- Material provided -
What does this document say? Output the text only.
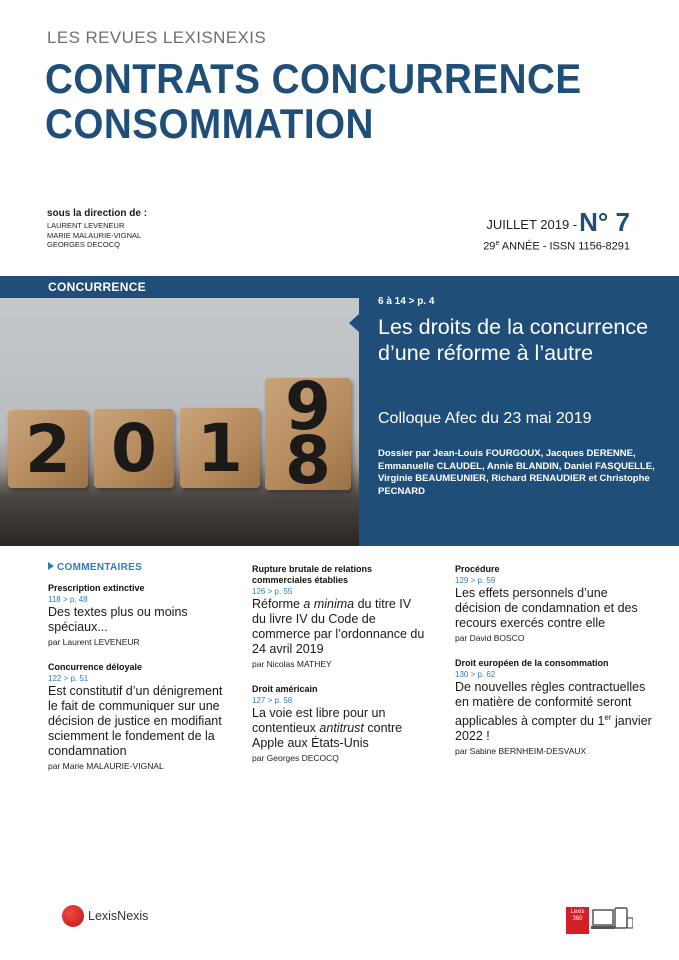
LES REVUES LEXISNEXIS
CONTRATS CONCURRENCE
CONSOMMATION
sous la direction de :
LAURENT LEVENEUR
MARIE MALAURIE-VIGNAL
GEORGES DECOCQ
JUILLET 2019 -N° 7
29e ANNÉE - ISSN 1156-8291
2 0 1
9
8
CONCURRENCE
6 à 14 > p. 4
Les droits de la concurrence d’une réforme à l’autre
Colloque Afec du 23 mai 2019
Dossier par Jean-Louis FOURGOUX, Jacques DERENNE, Emmanuelle CLAUDEL, Annie BLANDIN, Daniel FASQUELLE, Virginie BEAUMEUNIER, Richard RENAUDIER et Christophe PECNARD
COMMENTAIRES
Prescription extinctive
118 > p. 48
Des textes plus ou moins spéciaux...
par Laurent LEVENEUR
Concurrence déloyale
122 > p. 51
Est constitutif d’un dénigrement le fait de communiquer sur une décision de justice en modifiant sciemment le fondement de la condamnation
par Marie MALAURIE-VIGNAL
Rupture brutale de relations commerciales établies
126 > p. 55
Réforme a minima du titre IV du livre IV du Code de commerce par l’ordonnance du 24 avril 2019
par Nicolas MATHEY
Droit américain
127 > p. 58
La voie est libre pour un contentieux antitrust contre Apple aux États-Unis
par Georges DECOCQ
Procédure
129 > p. 59
Les effets personnels d’une décision de condamnation et des recours exercés contre elle
par David BOSCO
Droit européen de la consommation
130 > p. 62
De nouvelles règles contractuelles en matière de conformité seront applicables à compter du 1er janvier 2022 !
par Sabine BERNHEIM-DESVAUX
LexisNexis	Lexis
360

- Given request -
Copy each line that holds the word "VIGNAL".

- Response to this task -
MARIE MALAURIE-VIGNAL
par Marie MALAURIE-VIGNAL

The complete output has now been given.